──────── GIVEN INFORMATION
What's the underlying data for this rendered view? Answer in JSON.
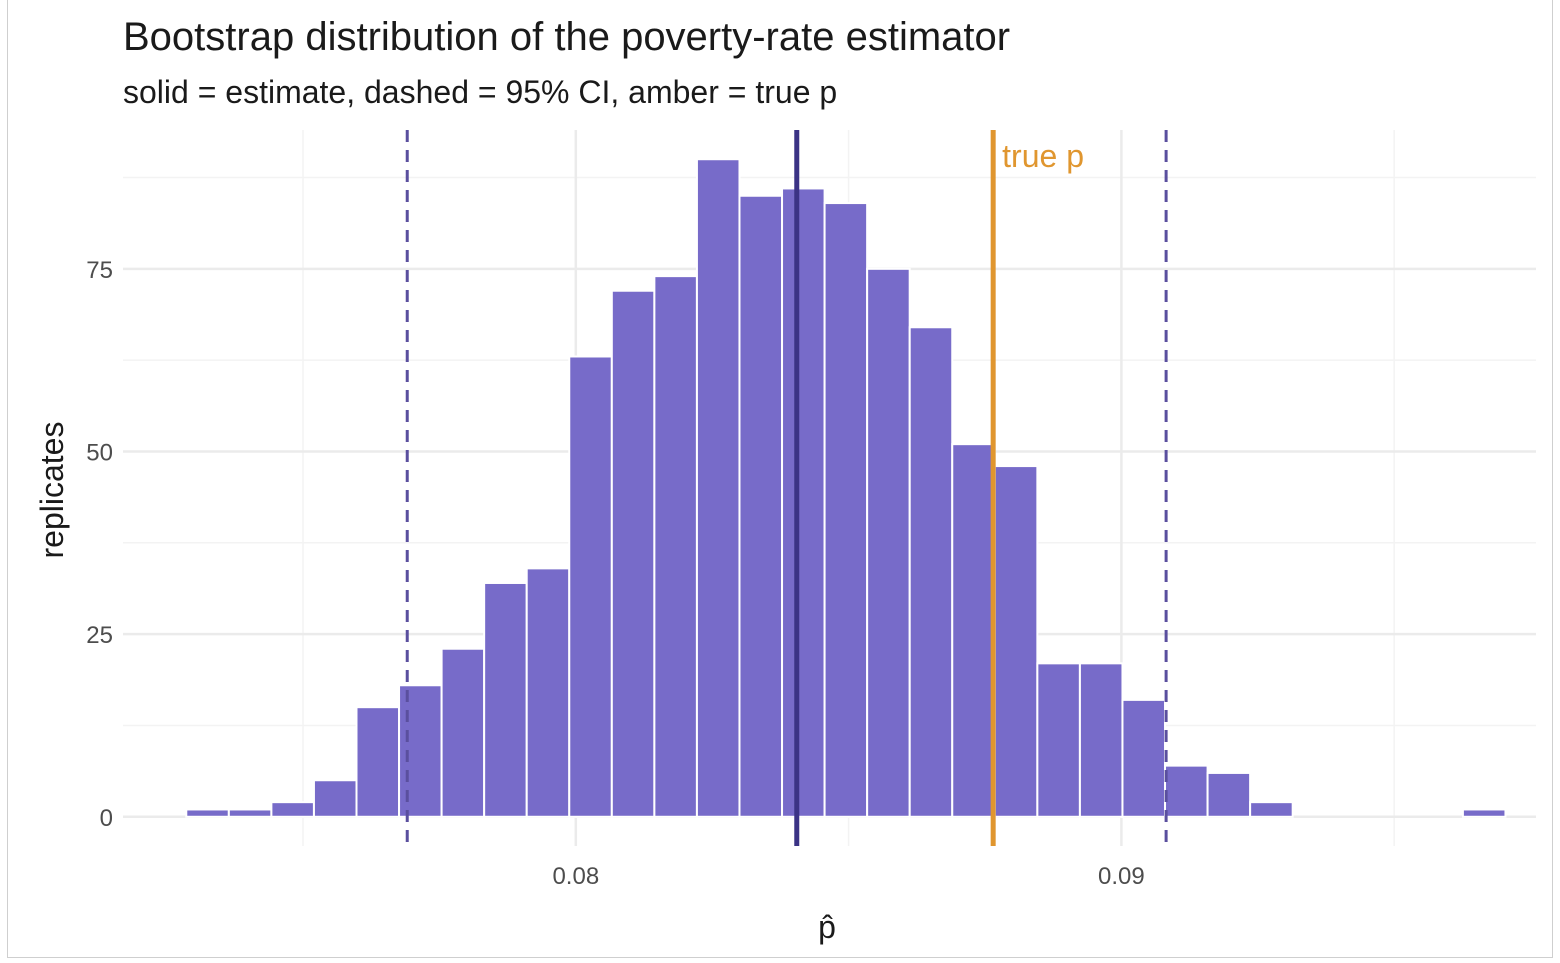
{
  "chart_data": {
    "type": "bar",
    "title": "Bootstrap distribution of the poverty-rate estimator",
    "subtitle": "solid = estimate, dashed = 95% CI, amber = true p",
    "xlabel": "p̂",
    "ylabel": "replicates",
    "bin_width": 0.00078,
    "bin_centers": [
      0.07325,
      0.07403,
      0.07481,
      0.07559,
      0.07637,
      0.07715,
      0.07793,
      0.07871,
      0.07949,
      0.08027,
      0.08105,
      0.08183,
      0.08261,
      0.08339,
      0.08417,
      0.08495,
      0.08573,
      0.08651,
      0.08729,
      0.08807,
      0.08885,
      0.08963,
      0.09041,
      0.09119,
      0.09197,
      0.09275,
      0.09353,
      0.09431,
      0.09509,
      0.09587,
      0.09665
    ],
    "values": [
      1,
      1,
      2,
      5,
      15,
      18,
      23,
      32,
      34,
      63,
      72,
      74,
      90,
      85,
      86,
      84,
      75,
      67,
      51,
      48,
      21,
      21,
      16,
      7,
      6,
      2,
      0,
      0,
      0,
      0,
      1
    ],
    "xlim": [
      0.0717,
      0.0976
    ],
    "ylim": [
      -4,
      94
    ],
    "x_ticks": [
      0.08,
      0.09
    ],
    "x_tick_labels": [
      "0.08",
      "0.09"
    ],
    "y_ticks": [
      0,
      25,
      50,
      75
    ],
    "y_tick_labels": [
      "0",
      "25",
      "50",
      "75"
    ],
    "estimate": 0.08405,
    "ci": [
      0.07691,
      0.09082
    ],
    "true_p": 0.08765,
    "true_p_label": "true p",
    "grid": true,
    "colors": {
      "bar_fill": "#776bc9",
      "estimate_line": "#3b3385",
      "ci_line": "#5a4f9e",
      "true_line": "#e0962f",
      "true_label": "#e0962f"
    }
  }
}
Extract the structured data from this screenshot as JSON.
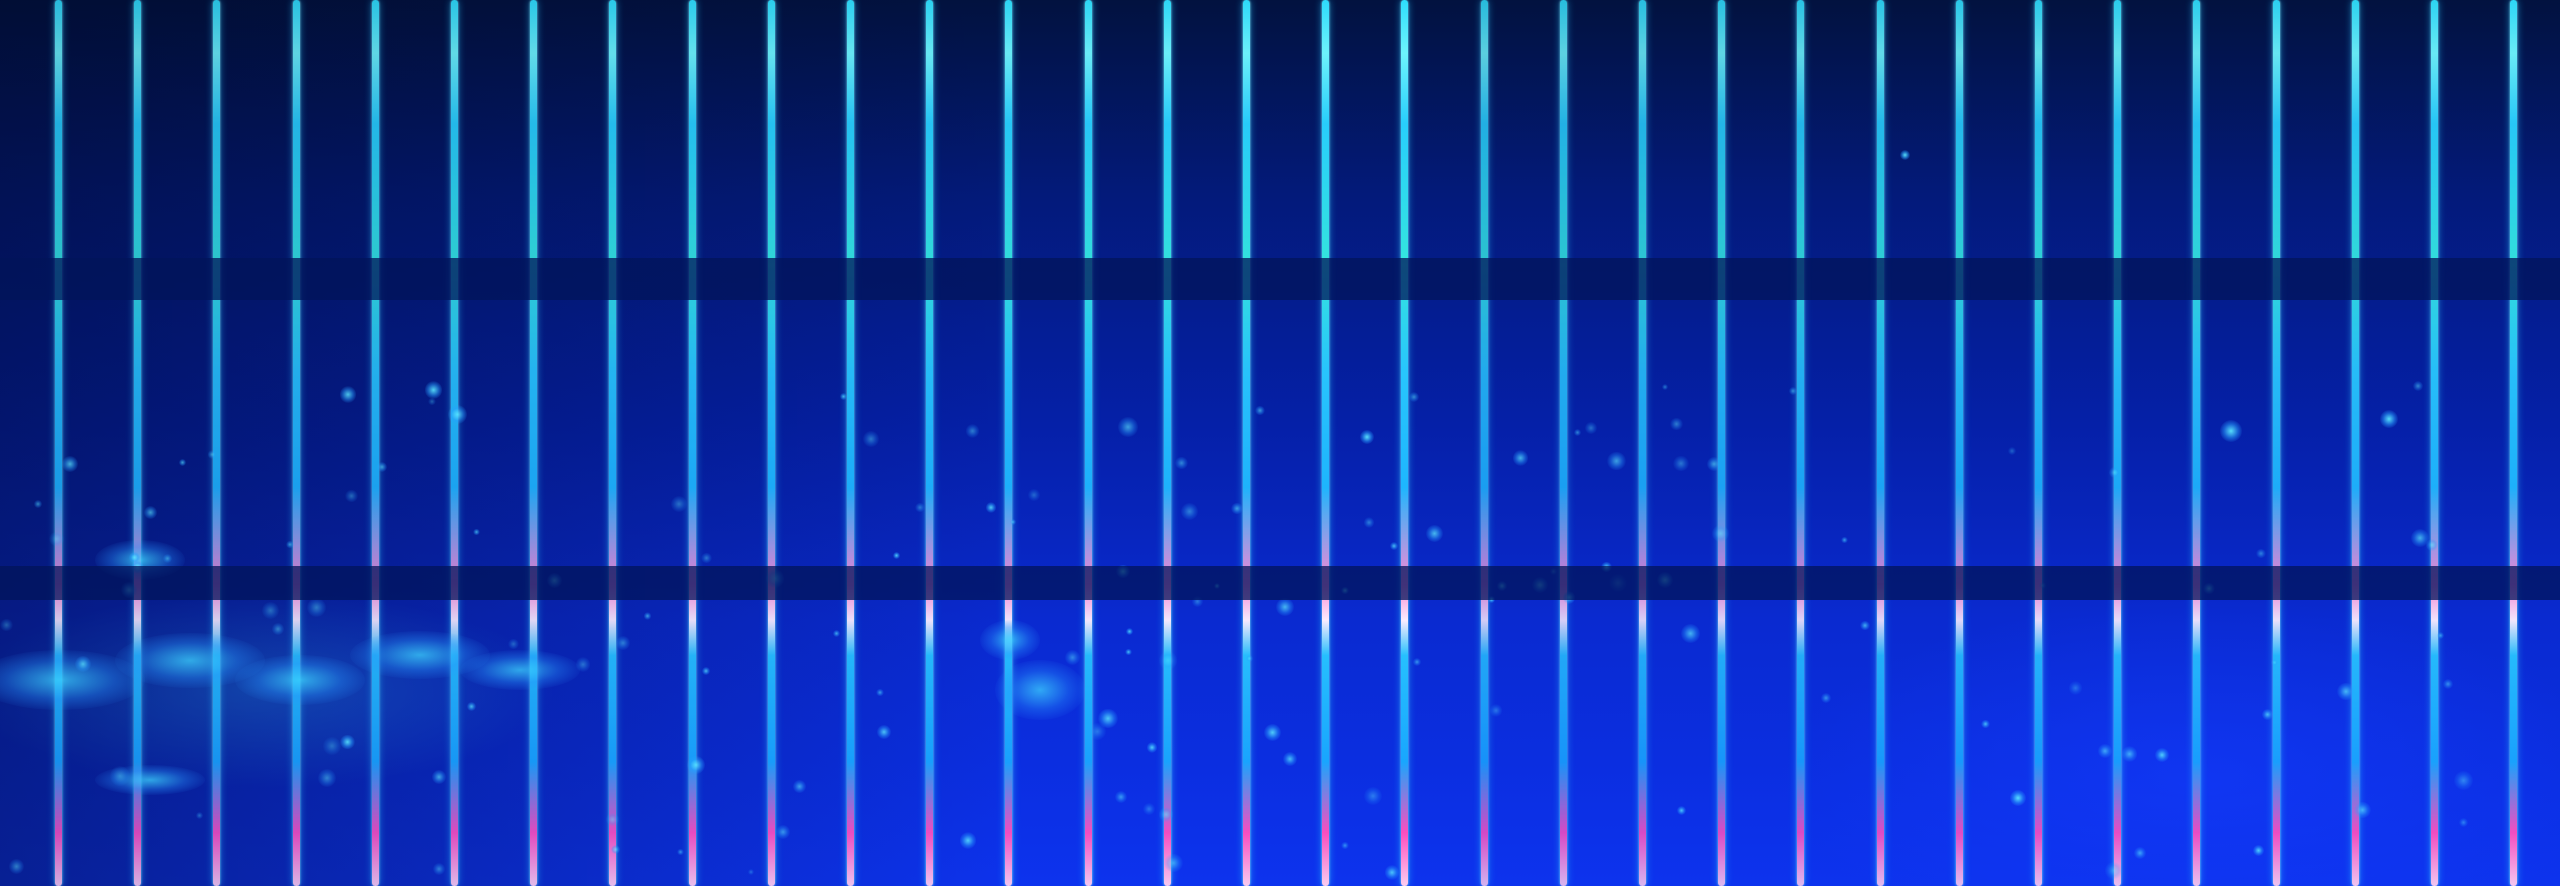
{
  "image": {
    "description_tags": [
      "fluorescence-microscopy",
      "striped-pattern"
    ],
    "palette": {
      "background_top": "#02123f",
      "background_mid": "#0520a8",
      "background_bottom": "#0d33ee",
      "line_cyan": "#2fe0ff",
      "line_highlight": "#6ff7ff",
      "line_magenta": "#ff8bd6",
      "speckle_cyan": "#5ae6ff"
    },
    "line_count": 32
  }
}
────────────────
=== WORK REQUIRED ===
All the material shown above is to be copied exactly, with no pictures carried over.

=== SOLUTION FOR THIS TASK ===
What's the underlying data for this rendered view? Answer in JSON.
{
  "chart_data": {
    "type": "bar",
    "title": "Bootstrap distribution of the poverty-rate estimator",
    "subtitle": "solid = estimate, dashed = 95% CI, amber = true p",
    "xlabel": "p̂",
    "ylabel": "replicates",
    "bin_width": 0.00078,
    "bin_centers": [
      0.07325,
      0.07403,
      0.07481,
      0.07559,
      0.07637,
      0.07715,
      0.07793,
      0.07871,
      0.07949,
      0.08027,
      0.08105,
      0.08183,
      0.08261,
      0.08339,
      0.08417,
      0.08495,
      0.08573,
      0.08651,
      0.08729,
      0.08807,
      0.08885,
      0.08963,
      0.09041,
      0.09119,
      0.09197,
      0.09275,
      0.09353,
      0.09431,
      0.09509,
      0.09587,
      0.09665
    ],
    "values": [
      1,
      1,
      2,
      5,
      15,
      18,
      23,
      32,
      34,
      63,
      72,
      74,
      90,
      85,
      86,
      84,
      75,
      67,
      51,
      48,
      21,
      21,
      16,
      7,
      6,
      2,
      0,
      0,
      0,
      0,
      1
    ],
    "xlim": [
      0.0717,
      0.0976
    ],
    "ylim": [
      -4,
      94
    ],
    "x_ticks": [
      0.08,
      0.09
    ],
    "x_tick_labels": [
      "0.08",
      "0.09"
    ],
    "y_ticks": [
      0,
      25,
      50,
      75
    ],
    "y_tick_labels": [
      "0",
      "25",
      "50",
      "75"
    ],
    "estimate": 0.08405,
    "ci": [
      0.07691,
      0.09082
    ],
    "true_p": 0.08765,
    "true_p_label": "true p",
    "grid": true,
    "colors": {
      "bar_fill": "#776bc9",
      "estimate_line": "#3b3385",
      "ci_line": "#5a4f9e",
      "true_line": "#e0962f",
      "true_label": "#e0962f"
    }
  }
}
Extract the structured data from this screenshot as JSON.
{
  "image": {
    "description_tags": [
      "fluorescence-microscopy",
      "striped-pattern"
    ],
    "palette": {
      "background_top": "#02123f",
      "background_mid": "#0520a8",
      "background_bottom": "#0d33ee",
      "line_cyan": "#2fe0ff",
      "line_highlight": "#6ff7ff",
      "line_magenta": "#ff8bd6",
      "speckle_cyan": "#5ae6ff"
    },
    "line_count": 32
  }
}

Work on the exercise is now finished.